▸ WHAT TO DO
Scan the data below and pick out the lines containing the word "this".

---------- EXERCISE DATA

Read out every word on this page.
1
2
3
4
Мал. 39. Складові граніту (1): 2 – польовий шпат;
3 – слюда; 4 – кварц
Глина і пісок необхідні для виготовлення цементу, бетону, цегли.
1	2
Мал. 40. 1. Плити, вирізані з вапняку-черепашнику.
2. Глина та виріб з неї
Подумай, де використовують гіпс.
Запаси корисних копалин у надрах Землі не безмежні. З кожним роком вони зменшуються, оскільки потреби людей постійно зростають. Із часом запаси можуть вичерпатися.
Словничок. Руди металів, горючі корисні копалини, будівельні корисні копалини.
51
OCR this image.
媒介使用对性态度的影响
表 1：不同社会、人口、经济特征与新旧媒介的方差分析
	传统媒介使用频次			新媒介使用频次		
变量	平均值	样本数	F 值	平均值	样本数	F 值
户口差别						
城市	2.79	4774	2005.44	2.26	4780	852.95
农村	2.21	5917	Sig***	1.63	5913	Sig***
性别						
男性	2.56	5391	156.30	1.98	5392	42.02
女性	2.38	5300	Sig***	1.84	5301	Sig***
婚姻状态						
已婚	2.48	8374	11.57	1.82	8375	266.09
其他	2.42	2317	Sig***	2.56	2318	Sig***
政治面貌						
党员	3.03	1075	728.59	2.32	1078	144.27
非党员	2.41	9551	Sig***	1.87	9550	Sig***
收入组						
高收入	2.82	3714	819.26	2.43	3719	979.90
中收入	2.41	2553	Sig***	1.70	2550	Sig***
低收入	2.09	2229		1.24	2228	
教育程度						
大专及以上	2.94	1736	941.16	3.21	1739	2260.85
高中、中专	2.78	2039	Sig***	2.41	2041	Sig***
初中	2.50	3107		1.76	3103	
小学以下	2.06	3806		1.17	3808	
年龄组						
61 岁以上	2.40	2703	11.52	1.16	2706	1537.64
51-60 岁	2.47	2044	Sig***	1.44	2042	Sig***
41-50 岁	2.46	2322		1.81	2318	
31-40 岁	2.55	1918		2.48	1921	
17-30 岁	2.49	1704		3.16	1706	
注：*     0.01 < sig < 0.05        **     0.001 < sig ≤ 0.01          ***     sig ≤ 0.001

--------------------

▸ ANSWER
Read out every word on this page.
OCR this image.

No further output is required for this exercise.